- PROBLEM -
Each entry below should be reproduced character for character.

- MATERIAL SHOWN -
———
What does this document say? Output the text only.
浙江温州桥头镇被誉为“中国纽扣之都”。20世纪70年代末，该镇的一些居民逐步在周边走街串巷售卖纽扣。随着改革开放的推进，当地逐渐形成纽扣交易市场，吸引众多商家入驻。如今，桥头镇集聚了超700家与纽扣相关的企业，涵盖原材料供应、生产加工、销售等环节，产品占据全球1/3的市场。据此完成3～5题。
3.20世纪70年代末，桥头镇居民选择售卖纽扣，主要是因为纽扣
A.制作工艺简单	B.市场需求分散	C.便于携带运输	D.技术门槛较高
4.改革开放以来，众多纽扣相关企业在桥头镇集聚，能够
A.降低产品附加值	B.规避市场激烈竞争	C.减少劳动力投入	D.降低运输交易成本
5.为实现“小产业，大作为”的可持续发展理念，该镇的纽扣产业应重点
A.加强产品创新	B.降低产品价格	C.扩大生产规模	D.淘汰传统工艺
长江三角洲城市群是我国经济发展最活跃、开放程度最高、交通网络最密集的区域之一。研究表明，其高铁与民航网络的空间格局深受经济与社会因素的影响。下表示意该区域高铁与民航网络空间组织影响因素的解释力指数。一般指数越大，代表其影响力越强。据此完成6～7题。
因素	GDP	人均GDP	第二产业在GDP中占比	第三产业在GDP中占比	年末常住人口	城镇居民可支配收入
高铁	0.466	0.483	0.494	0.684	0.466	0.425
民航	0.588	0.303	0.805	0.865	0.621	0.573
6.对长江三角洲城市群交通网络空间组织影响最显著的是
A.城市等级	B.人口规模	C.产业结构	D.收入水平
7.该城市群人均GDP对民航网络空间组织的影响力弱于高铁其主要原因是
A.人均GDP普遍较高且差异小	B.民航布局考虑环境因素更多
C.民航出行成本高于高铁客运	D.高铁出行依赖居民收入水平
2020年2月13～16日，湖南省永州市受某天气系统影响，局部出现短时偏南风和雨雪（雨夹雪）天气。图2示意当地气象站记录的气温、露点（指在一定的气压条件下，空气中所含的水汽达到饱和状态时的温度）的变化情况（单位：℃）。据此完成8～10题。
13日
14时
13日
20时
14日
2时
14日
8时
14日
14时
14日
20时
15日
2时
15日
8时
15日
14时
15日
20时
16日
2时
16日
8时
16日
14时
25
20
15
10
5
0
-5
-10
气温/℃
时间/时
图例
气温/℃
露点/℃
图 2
———
- RESULT BELOW -
What does this document say? Output the text only.
浙江温州桥头镇被誉为“中国纽扣之都”。20世纪70年代末，该镇的一些居民逐步在周边走街串巷售卖纽扣。随着改革开放的推进，当地逐渐形成纽扣交易市场，吸引众多商家入驻。如今，桥头镇集聚了超700家与纽扣相关的企业，涵盖原材料供应、生产加工、销售等环节，产品占据全球1/3的市场。据此完成3～5题。
3.20世纪70年代末，桥头镇居民选择售卖纽扣，主要是因为纽扣
A.制作工艺简单	B.市场需求分散	C.便于携带运输	D.技术门槛较高
4.改革开放以来，众多纽扣相关企业在桥头镇集聚，能够
A.降低产品附加值	B.规避市场激烈竞争	C.减少劳动力投入	D.降低运输交易成本
5.为实现“小产业，大作为”的可持续发展理念，该镇的纽扣产业应重点
A.加强产品创新	B.降低产品价格	C.扩大生产规模	D.淘汰传统工艺
长江三角洲城市群是我国经济发展最活跃、开放程度最高、交通网络最密集的区域之一。研究表明，其高铁与民航网络的空间格局深受经济与社会因素的影响。下表示意该区域高铁与民航网络空间组织影响因素的解释力指数。一般指数越大，代表其影响力越强。据此完成6～7题。
因素	GDP	人均GDP	第二产业在GDP中占比	第三产业在GDP中占比	年末常住人口	城镇居民可支配收入
高铁	0.466	0.483	0.494	0.684	0.466	0.425
民航	0.588	0.303	0.805	0.865	0.621	0.573
6.对长江三角洲城市群交通网络空间组织影响最显著的是
A.城市等级	B.人口规模	C.产业结构	D.收入水平
7.该城市群人均GDP对民航网络空间组织的影响力弱于高铁其主要原因是
A.人均GDP普遍较高且差异小	B.民航布局考虑环境因素更多
C.民航出行成本高于高铁客运	D.高铁出行依赖居民收入水平
2020年2月13～16日，湖南省永州市受某天气系统影响，局部出现短时偏南风和雨雪（雨夹雪）天气。图2示意当地气象站记录的气温、露点（指在一定的气压条件下，空气中所含的水汽达到饱和状态时的温度）的变化情况（单位：℃）。据此完成8～10题。
13日
14时
13日
20时
14日
2时
14日
8时
14日
14时
14日
20时
15日
2时
15日
8时
15日
14时
15日
20时
16日
2时
16日
8时
16日
14时
25
20
15
10
5
0
-5
-10
气温/℃
时间/时
图例
气温/℃
露点/℃
图 2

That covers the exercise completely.